Start of EXTRACTED RECORDS

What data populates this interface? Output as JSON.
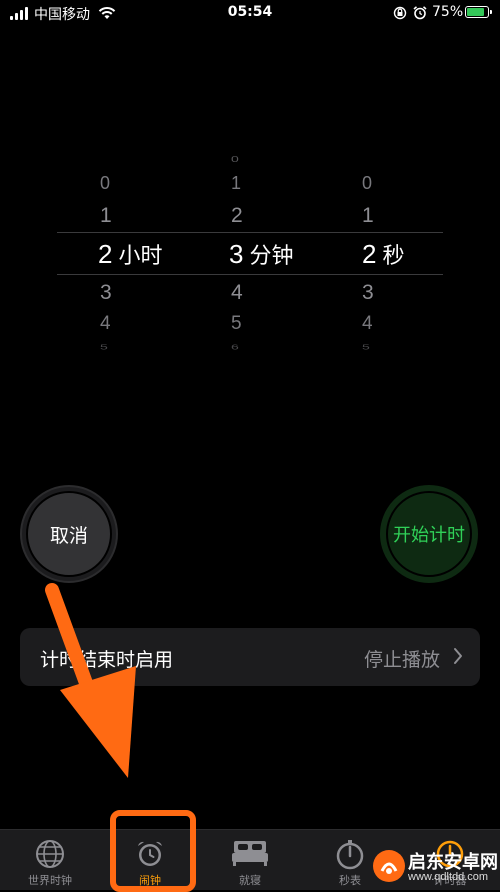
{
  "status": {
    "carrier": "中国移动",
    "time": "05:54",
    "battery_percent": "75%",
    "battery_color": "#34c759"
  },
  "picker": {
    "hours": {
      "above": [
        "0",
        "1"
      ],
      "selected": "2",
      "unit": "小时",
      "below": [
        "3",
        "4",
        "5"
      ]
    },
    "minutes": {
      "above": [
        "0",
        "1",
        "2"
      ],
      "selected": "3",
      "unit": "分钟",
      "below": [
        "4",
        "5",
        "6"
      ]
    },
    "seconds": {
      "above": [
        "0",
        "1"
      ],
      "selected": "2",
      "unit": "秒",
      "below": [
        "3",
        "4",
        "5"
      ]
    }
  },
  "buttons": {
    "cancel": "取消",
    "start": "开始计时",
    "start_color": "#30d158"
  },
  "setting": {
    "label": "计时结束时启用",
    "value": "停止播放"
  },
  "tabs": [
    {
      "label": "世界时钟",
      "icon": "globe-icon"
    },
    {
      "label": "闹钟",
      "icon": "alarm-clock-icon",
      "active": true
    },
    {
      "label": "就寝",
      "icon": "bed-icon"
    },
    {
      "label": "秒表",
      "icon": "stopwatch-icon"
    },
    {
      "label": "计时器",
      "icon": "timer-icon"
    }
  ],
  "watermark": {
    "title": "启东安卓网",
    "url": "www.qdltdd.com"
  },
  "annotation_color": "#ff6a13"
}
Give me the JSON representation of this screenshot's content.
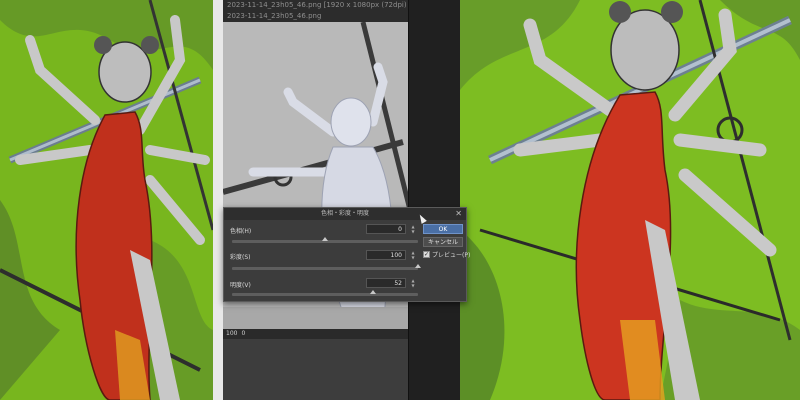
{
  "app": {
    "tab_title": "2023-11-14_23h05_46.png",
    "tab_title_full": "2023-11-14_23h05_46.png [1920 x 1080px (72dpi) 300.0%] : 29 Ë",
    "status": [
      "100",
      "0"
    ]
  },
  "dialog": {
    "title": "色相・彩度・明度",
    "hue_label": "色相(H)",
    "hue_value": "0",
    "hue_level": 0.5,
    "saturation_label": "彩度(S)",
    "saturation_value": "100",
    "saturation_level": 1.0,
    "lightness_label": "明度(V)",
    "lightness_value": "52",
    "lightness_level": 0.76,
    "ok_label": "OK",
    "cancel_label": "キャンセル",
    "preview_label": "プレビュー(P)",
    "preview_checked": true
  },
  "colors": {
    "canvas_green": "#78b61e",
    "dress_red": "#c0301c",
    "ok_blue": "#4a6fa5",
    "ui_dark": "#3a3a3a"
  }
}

End of EXTRACTED RECORDS
Start of EXTRACTED RECORDS

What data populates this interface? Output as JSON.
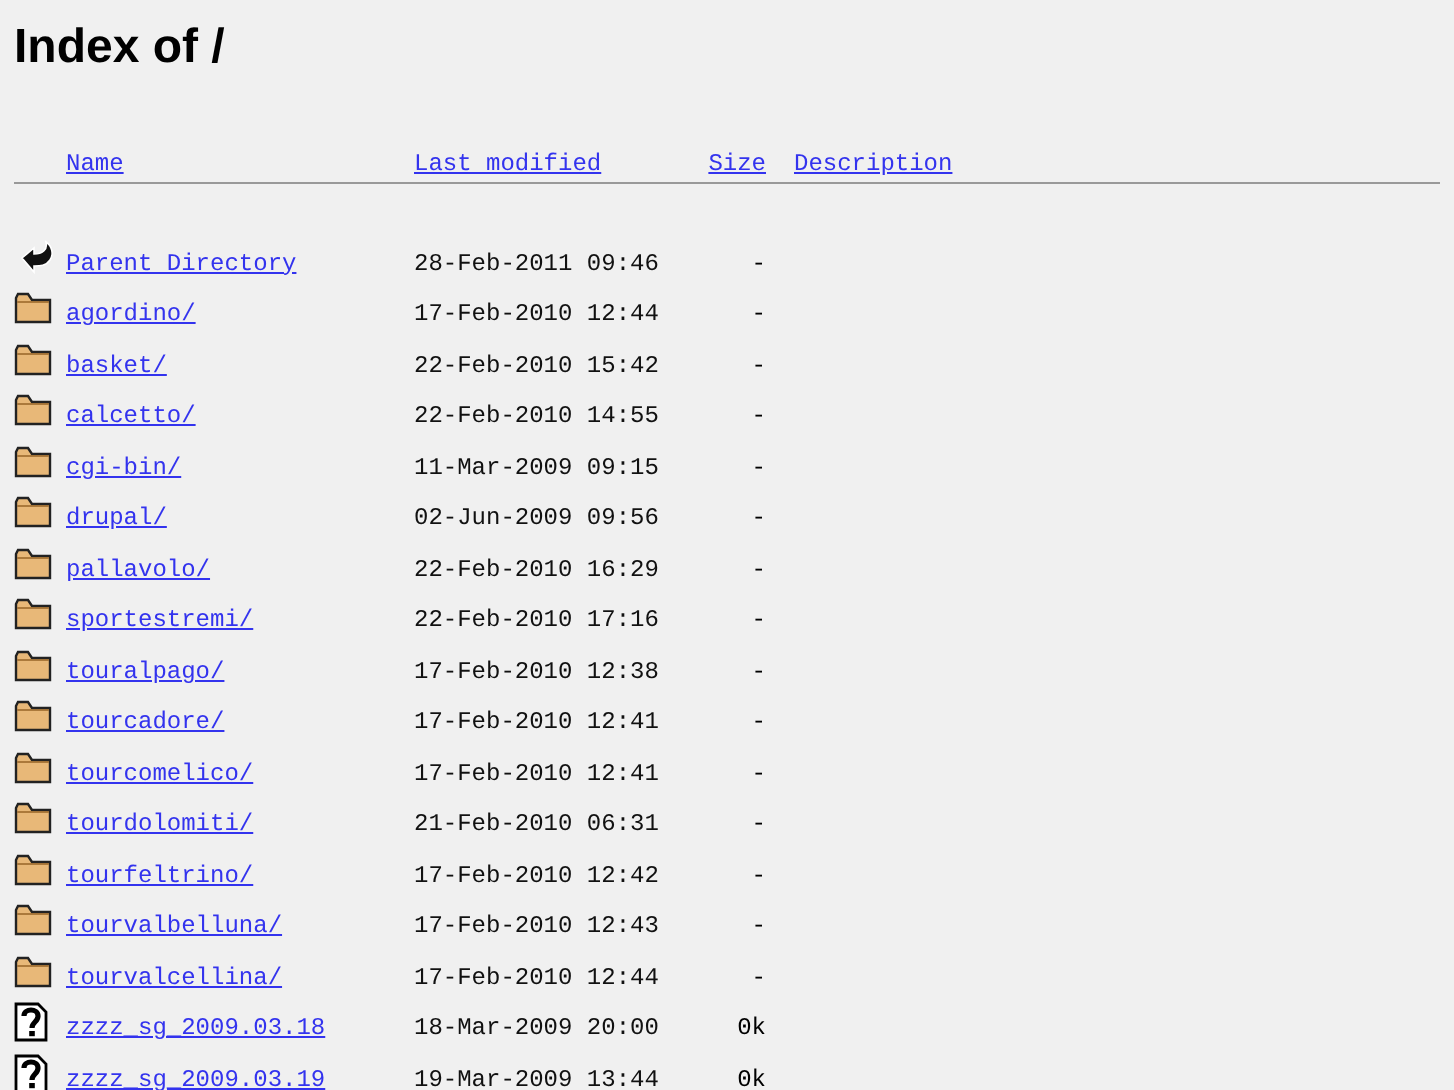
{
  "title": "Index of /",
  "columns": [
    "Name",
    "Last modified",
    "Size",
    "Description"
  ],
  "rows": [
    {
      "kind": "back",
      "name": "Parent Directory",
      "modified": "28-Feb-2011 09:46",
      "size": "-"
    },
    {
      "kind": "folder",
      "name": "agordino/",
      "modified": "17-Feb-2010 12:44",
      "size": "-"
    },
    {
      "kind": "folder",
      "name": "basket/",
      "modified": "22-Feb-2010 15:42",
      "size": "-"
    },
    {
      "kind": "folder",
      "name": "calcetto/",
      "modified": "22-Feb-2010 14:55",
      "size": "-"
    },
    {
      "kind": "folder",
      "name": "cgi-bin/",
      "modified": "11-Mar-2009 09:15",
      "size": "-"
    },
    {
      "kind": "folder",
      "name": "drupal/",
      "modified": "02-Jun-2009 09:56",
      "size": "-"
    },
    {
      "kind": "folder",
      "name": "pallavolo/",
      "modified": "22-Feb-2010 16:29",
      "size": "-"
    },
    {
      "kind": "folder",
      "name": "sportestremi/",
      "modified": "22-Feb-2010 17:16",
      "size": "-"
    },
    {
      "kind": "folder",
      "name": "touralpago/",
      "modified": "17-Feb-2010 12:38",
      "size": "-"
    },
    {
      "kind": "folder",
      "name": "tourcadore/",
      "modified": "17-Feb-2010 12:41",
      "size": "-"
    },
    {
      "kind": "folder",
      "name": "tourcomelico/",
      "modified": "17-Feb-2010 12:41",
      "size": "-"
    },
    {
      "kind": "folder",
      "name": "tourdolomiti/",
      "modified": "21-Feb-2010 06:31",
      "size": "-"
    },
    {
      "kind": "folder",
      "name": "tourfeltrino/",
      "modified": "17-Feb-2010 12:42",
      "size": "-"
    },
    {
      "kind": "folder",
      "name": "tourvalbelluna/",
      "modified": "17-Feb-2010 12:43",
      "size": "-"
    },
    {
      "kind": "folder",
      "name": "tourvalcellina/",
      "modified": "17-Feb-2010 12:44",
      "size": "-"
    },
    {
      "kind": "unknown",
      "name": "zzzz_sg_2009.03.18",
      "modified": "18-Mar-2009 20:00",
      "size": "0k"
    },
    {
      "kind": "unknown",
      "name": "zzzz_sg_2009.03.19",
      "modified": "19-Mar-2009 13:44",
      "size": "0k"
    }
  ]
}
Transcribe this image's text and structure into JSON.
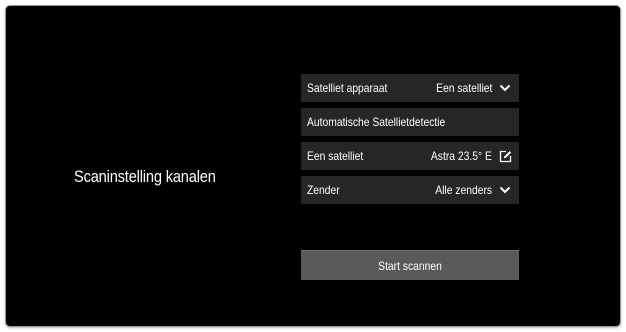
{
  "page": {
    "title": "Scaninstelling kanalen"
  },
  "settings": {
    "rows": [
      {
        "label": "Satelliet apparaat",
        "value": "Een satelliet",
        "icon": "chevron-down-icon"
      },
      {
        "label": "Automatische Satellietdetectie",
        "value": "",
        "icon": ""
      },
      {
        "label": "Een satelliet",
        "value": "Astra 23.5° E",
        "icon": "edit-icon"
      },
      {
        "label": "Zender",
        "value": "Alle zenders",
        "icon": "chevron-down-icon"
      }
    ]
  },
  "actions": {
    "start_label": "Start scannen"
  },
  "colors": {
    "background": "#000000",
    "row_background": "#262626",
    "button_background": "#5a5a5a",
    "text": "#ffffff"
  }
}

End of EXTRACTED RECORDS

Look through the entries above; copy each line where the string "text" appears.

ANSWER IN FULL:
Transcribe this image's text and structure into JSON.
    "text": "#ffffff"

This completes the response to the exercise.